>> Start

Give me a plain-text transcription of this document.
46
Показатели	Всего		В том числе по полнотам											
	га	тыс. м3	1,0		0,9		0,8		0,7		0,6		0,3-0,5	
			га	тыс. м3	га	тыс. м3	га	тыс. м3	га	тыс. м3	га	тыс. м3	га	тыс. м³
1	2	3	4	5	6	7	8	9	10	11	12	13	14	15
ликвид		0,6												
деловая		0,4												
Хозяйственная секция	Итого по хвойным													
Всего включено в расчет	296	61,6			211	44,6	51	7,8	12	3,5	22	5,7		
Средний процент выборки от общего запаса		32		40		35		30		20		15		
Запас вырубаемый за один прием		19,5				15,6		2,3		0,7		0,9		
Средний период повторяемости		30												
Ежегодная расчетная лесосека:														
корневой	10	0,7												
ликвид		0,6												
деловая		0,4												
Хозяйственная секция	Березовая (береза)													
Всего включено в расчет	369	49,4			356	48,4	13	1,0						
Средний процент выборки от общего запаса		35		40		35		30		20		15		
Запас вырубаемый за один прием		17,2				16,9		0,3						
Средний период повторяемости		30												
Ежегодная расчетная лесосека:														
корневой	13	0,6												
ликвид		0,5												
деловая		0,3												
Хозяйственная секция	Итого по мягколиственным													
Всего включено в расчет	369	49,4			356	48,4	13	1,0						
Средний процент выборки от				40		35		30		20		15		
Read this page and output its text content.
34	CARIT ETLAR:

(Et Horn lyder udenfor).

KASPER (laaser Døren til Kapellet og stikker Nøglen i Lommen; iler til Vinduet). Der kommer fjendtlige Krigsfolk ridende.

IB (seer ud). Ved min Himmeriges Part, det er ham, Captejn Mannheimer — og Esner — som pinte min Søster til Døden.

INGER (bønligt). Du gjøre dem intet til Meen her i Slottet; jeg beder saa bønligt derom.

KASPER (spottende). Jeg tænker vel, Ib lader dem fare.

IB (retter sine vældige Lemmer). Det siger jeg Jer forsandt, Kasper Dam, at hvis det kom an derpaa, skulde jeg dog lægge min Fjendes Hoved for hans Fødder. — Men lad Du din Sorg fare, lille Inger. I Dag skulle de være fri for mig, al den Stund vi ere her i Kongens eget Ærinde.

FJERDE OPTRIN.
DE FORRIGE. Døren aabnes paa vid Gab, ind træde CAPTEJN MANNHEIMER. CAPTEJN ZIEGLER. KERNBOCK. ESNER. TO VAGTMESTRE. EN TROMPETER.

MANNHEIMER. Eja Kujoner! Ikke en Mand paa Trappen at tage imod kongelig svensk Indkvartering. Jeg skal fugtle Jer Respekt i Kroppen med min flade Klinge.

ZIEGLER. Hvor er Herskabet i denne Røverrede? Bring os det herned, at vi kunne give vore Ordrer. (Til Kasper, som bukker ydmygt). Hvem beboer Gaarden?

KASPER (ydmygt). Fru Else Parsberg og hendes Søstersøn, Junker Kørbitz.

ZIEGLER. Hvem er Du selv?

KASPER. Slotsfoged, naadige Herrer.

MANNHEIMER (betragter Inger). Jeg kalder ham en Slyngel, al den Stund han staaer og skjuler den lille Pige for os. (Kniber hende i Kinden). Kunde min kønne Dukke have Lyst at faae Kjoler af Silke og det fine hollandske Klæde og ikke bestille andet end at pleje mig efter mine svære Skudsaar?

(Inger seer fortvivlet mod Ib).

>> End

_Exercise requirements_:
Your task is to print all of the records exactly.

_Response for this exercise_:
Give me a plain-text transcription of this document.
46
Показатели	Всего		В том числе по полнотам											
	га	тыс. м3	1,0		0,9		0,8		0,7		0,6		0,3-0,5	
			га	тыс. м3	га	тыс. м3	га	тыс. м3	га	тыс. м3	га	тыс. м3	га	тыс. м³
1	2	3	4	5	6	7	8	9	10	11	12	13	14	15
ликвид		0,6												
деловая		0,4												
Хозяйственная секция	Итого по хвойным													
Всего включено в расчет	296	61,6			211	44,6	51	7,8	12	3,5	22	5,7		
Средний процент выборки от общего запаса		32		40		35		30		20		15		
Запас вырубаемый за один прием		19,5				15,6		2,3		0,7		0,9		
Средний период повторяемости		30												
Ежегодная расчетная лесосека:														
корневой	10	0,7												
ликвид		0,6												
деловая		0,4												
Хозяйственная секция	Березовая (береза)													
Всего включено в расчет	369	49,4			356	48,4	13	1,0						
Средний процент выборки от общего запаса		35		40		35		30		20		15		
Запас вырубаемый за один прием		17,2				16,9		0,3						
Средний период повторяемости		30												
Ежегодная расчетная лесосека:														
корневой	13	0,6												
ликвид		0,5												
деловая		0,3												
Хозяйственная секция	Итого по мягколиственным													
Всего включено в расчет	369	49,4			356	48,4	13	1,0						
Средний процент выборки от				40		35		30		20		15		
Read this page and output its text content.
34	CARIT ETLAR:

(Et Horn lyder udenfor).

KASPER (laaser Døren til Kapellet og stikker Nøglen i Lommen; iler til Vinduet). Der kommer fjendtlige Krigsfolk ridende.

IB (seer ud). Ved min Himmeriges Part, det er ham, Captejn Mannheimer — og Esner — som pinte min Søster til Døden.

INGER (bønligt). Du gjøre dem intet til Meen her i Slottet; jeg beder saa bønligt derom.

KASPER (spottende). Jeg tænker vel, Ib lader dem fare.

IB (retter sine vældige Lemmer). Det siger jeg Jer forsandt, Kasper Dam, at hvis det kom an derpaa, skulde jeg dog lægge min Fjendes Hoved for hans Fødder. — Men lad Du din Sorg fare, lille Inger. I Dag skulle de være fri for mig, al den Stund vi ere her i Kongens eget Ærinde.

FJERDE OPTRIN.
DE FORRIGE. Døren aabnes paa vid Gab, ind træde CAPTEJN MANNHEIMER. CAPTEJN ZIEGLER. KERNBOCK. ESNER. TO VAGTMESTRE. EN TROMPETER.

MANNHEIMER. Eja Kujoner! Ikke en Mand paa Trappen at tage imod kongelig svensk Indkvartering. Jeg skal fugtle Jer Respekt i Kroppen med min flade Klinge.

ZIEGLER. Hvor er Herskabet i denne Røverrede? Bring os det herned, at vi kunne give vore Ordrer. (Til Kasper, som bukker ydmygt). Hvem beboer Gaarden?

KASPER (ydmygt). Fru Else Parsberg og hendes Søstersøn, Junker Kørbitz.

ZIEGLER. Hvem er Du selv?

KASPER. Slotsfoged, naadige Herrer.

MANNHEIMER (betragter Inger). Jeg kalder ham en Slyngel, al den Stund han staaer og skjuler den lille Pige for os. (Kniber hende i Kinden). Kunde min kønne Dukke have Lyst at faae Kjoler af Silke og det fine hollandske Klæde og ikke bestille andet end at pleje mig efter mine svære Skudsaar?

(Inger seer fortvivlet mod Ib).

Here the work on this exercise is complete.